─── Data shown
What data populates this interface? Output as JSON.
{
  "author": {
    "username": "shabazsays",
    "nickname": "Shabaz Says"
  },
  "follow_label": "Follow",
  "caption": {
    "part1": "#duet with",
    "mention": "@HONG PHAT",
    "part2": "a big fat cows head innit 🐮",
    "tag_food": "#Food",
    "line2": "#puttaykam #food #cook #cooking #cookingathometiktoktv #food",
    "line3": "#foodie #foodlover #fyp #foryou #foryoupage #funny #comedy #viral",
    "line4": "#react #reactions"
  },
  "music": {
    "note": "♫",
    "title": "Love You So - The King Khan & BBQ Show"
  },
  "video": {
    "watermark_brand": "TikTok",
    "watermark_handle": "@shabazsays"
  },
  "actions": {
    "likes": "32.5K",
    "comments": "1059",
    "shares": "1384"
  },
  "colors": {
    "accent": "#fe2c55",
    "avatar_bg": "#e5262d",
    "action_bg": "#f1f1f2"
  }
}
──────
Task item:
Your task is to copy every record exactly.

Task solution:
What data populates this interface? Output as JSON.
{
  "author": {
    "username": "shabazsays",
    "nickname": "Shabaz Says"
  },
  "follow_label": "Follow",
  "caption": {
    "part1": "#duet with",
    "mention": "@HONG PHAT",
    "part2": "a big fat cows head innit 🐮",
    "tag_food": "#Food",
    "line2": "#puttaykam #food #cook #cooking #cookingathometiktoktv #food",
    "line3": "#foodie #foodlover #fyp #foryou #foryoupage #funny #comedy #viral",
    "line4": "#react #reactions"
  },
  "music": {
    "note": "♫",
    "title": "Love You So - The King Khan & BBQ Show"
  },
  "video": {
    "watermark_brand": "TikTok",
    "watermark_handle": "@shabazsays"
  },
  "actions": {
    "likes": "32.5K",
    "comments": "1059",
    "shares": "1384"
  },
  "colors": {
    "accent": "#fe2c55",
    "avatar_bg": "#e5262d",
    "action_bg": "#f1f1f2"
  }
}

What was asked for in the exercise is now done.